Direction = All of the records below need to be copied exactly.

Dataset excerpts =
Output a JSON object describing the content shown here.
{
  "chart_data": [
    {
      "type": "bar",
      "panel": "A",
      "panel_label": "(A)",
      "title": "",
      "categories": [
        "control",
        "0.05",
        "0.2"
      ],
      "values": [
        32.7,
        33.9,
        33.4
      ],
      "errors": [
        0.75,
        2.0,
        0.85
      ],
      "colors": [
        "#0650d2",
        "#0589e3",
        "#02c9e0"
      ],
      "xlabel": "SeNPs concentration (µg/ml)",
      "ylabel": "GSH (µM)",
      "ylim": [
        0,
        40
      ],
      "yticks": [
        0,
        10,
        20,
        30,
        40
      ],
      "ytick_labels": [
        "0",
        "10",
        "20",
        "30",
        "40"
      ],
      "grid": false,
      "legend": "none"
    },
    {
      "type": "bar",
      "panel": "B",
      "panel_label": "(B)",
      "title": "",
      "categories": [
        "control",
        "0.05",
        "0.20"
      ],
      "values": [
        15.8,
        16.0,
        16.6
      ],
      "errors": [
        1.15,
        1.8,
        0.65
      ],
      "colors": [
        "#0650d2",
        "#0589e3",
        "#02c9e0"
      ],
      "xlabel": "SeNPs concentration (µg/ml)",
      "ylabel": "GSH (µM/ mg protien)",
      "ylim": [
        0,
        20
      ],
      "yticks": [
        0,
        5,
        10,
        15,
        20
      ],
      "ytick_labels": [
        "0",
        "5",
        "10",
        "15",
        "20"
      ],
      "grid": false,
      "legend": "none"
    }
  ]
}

Solved exercise =
Output a JSON object describing the content shown here.
{
  "chart_data": [
    {
      "type": "bar",
      "panel": "A",
      "panel_label": "(A)",
      "title": "",
      "categories": [
        "control",
        "0.05",
        "0.2"
      ],
      "values": [
        32.7,
        33.9,
        33.4
      ],
      "errors": [
        0.75,
        2.0,
        0.85
      ],
      "colors": [
        "#0650d2",
        "#0589e3",
        "#02c9e0"
      ],
      "xlabel": "SeNPs concentration (µg/ml)",
      "ylabel": "GSH (µM)",
      "ylim": [
        0,
        40
      ],
      "yticks": [
        0,
        10,
        20,
        30,
        40
      ],
      "ytick_labels": [
        "0",
        "10",
        "20",
        "30",
        "40"
      ],
      "grid": false,
      "legend": "none"
    },
    {
      "type": "bar",
      "panel": "B",
      "panel_label": "(B)",
      "title": "",
      "categories": [
        "control",
        "0.05",
        "0.20"
      ],
      "values": [
        15.8,
        16.0,
        16.6
      ],
      "errors": [
        1.15,
        1.8,
        0.65
      ],
      "colors": [
        "#0650d2",
        "#0589e3",
        "#02c9e0"
      ],
      "xlabel": "SeNPs concentration (µg/ml)",
      "ylabel": "GSH (µM/ mg protien)",
      "ylim": [
        0,
        20
      ],
      "yticks": [
        0,
        5,
        10,
        15,
        20
      ],
      "ytick_labels": [
        "0",
        "5",
        "10",
        "15",
        "20"
      ],
      "grid": false,
      "legend": "none"
    }
  ]
}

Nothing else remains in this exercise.